++++ RECORD EXCERPTS

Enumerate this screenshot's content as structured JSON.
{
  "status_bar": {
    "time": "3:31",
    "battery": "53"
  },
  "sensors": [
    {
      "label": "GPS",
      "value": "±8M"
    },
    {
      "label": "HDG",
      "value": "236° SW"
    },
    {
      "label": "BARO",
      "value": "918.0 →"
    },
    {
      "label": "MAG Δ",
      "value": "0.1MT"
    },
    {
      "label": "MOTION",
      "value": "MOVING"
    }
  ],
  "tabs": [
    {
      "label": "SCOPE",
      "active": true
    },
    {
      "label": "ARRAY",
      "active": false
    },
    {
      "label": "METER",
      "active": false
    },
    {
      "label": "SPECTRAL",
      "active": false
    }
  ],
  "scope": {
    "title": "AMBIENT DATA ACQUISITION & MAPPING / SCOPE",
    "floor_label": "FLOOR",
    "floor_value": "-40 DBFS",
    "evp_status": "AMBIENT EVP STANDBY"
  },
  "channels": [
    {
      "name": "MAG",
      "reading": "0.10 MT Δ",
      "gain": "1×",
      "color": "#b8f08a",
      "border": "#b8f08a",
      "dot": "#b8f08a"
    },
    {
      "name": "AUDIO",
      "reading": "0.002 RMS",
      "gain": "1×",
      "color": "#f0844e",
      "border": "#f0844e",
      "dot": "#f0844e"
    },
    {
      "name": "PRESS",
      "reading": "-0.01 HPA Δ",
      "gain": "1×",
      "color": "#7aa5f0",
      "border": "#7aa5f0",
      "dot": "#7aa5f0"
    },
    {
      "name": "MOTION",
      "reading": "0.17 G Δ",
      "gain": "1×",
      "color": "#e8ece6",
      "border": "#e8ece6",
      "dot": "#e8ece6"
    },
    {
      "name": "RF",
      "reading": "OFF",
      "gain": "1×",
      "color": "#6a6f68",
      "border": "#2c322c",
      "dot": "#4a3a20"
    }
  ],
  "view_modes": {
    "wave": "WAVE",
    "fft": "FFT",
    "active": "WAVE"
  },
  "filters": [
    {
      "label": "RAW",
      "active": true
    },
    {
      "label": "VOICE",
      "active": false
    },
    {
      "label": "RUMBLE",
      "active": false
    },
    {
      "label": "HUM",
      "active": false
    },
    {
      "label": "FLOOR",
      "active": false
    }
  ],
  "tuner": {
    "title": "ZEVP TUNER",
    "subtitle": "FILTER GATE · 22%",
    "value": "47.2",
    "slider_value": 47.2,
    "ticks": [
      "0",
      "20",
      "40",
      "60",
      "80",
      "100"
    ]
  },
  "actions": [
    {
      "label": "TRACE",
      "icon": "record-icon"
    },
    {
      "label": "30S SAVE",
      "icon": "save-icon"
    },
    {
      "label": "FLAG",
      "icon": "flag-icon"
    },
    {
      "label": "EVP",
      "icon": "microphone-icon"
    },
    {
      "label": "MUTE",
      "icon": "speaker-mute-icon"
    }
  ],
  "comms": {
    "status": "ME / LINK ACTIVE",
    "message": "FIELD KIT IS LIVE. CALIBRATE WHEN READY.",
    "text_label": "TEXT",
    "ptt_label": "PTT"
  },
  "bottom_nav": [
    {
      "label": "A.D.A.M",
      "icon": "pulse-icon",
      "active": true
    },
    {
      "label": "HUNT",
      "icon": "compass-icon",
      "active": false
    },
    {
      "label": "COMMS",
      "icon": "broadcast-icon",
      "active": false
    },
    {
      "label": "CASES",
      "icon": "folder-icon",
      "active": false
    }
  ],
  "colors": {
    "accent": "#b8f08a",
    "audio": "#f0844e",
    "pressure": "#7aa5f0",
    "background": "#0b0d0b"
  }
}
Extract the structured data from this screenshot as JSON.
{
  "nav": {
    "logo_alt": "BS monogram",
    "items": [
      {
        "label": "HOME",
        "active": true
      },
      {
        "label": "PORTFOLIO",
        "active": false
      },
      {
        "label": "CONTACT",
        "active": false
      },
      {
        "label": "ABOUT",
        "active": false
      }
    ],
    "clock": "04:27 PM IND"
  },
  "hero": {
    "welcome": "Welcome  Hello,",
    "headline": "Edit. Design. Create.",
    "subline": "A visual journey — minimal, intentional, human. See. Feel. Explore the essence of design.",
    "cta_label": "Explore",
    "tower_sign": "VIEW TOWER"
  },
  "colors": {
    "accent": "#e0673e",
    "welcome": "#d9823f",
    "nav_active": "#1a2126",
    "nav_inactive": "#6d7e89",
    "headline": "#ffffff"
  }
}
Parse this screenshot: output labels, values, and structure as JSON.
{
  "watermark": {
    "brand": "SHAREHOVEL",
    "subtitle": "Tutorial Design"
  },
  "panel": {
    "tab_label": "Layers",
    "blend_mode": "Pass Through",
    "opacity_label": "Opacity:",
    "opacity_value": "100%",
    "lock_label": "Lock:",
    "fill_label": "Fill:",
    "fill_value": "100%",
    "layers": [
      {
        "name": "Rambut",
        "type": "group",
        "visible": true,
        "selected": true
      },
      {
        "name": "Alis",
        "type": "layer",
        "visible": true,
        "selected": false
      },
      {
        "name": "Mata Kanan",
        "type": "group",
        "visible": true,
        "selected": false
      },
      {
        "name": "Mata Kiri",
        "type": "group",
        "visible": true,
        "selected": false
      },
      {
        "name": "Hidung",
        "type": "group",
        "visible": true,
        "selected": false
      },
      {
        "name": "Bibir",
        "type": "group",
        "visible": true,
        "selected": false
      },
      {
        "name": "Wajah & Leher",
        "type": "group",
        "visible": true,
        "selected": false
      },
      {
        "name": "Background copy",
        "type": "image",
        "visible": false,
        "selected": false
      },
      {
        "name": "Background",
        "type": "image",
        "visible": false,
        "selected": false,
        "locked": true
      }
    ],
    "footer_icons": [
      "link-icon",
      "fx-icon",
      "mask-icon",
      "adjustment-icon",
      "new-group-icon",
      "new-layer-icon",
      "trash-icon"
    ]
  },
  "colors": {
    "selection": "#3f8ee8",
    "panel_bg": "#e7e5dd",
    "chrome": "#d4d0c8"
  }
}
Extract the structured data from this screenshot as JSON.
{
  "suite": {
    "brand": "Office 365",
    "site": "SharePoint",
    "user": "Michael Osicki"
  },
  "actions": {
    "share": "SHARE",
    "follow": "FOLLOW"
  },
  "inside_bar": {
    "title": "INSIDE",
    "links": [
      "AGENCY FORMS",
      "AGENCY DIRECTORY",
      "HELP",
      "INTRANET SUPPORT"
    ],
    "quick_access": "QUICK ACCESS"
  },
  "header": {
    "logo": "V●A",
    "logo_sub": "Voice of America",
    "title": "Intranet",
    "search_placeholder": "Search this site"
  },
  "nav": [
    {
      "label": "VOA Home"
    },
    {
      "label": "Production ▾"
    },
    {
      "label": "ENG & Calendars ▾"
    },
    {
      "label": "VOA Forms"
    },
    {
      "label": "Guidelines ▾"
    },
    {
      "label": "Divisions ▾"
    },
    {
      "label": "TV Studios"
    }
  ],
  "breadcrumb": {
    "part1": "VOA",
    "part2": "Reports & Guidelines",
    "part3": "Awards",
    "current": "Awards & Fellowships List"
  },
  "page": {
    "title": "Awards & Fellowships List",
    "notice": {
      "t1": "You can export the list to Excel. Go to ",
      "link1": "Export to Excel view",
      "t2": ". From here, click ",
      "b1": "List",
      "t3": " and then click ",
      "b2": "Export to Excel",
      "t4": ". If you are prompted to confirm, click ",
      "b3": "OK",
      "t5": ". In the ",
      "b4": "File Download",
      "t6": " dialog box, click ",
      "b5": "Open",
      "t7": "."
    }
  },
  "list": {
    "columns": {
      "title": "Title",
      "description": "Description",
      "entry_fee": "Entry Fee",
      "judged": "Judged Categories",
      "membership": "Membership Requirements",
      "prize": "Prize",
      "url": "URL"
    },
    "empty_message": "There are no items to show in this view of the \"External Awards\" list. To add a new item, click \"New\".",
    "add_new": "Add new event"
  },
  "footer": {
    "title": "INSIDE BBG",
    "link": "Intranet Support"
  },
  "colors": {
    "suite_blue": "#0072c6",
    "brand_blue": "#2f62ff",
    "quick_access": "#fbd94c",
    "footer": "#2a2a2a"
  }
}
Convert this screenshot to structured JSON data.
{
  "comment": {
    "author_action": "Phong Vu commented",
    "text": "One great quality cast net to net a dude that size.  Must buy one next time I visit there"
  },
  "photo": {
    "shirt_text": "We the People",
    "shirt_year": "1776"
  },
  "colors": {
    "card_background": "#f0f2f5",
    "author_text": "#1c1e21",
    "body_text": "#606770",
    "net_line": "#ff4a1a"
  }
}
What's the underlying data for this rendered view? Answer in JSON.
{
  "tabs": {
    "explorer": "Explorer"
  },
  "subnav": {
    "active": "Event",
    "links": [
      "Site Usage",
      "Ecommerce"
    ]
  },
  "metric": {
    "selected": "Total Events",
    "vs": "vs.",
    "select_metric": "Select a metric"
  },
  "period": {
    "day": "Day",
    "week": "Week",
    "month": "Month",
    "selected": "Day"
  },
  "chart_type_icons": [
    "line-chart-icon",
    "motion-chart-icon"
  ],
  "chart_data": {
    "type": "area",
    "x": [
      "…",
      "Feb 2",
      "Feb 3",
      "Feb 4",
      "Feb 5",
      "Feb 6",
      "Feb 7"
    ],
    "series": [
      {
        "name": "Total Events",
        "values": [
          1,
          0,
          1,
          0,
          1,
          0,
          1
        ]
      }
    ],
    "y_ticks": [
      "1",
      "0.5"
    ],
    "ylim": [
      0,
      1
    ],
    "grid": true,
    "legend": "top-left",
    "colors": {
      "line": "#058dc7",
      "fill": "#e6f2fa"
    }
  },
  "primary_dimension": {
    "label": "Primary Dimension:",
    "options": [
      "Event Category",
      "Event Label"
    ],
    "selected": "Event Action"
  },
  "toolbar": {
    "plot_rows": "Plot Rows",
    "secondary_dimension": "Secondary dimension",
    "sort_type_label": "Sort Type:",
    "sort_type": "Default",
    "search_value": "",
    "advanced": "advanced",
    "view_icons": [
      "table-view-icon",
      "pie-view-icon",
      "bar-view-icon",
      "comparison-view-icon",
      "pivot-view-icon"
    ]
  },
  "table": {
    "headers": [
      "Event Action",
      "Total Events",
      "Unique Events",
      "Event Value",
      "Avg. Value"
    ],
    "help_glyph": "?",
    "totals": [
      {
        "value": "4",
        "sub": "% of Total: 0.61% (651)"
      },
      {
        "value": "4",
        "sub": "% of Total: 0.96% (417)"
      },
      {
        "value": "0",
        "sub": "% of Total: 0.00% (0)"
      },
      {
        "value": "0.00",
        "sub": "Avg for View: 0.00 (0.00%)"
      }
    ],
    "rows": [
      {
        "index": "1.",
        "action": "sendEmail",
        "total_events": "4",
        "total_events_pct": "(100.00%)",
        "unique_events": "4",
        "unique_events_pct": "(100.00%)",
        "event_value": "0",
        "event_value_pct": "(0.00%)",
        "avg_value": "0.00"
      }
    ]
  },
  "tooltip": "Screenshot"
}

++++++++

> [PROBLEM REQUIREMENTS]: Copy out each line of the entries that holds "items".

> [THE OUTPUT]:
    "items": [
    "empty_message": "There are no items to show in this view of the \"External Awards\" list. To add a new item, click \"New\".",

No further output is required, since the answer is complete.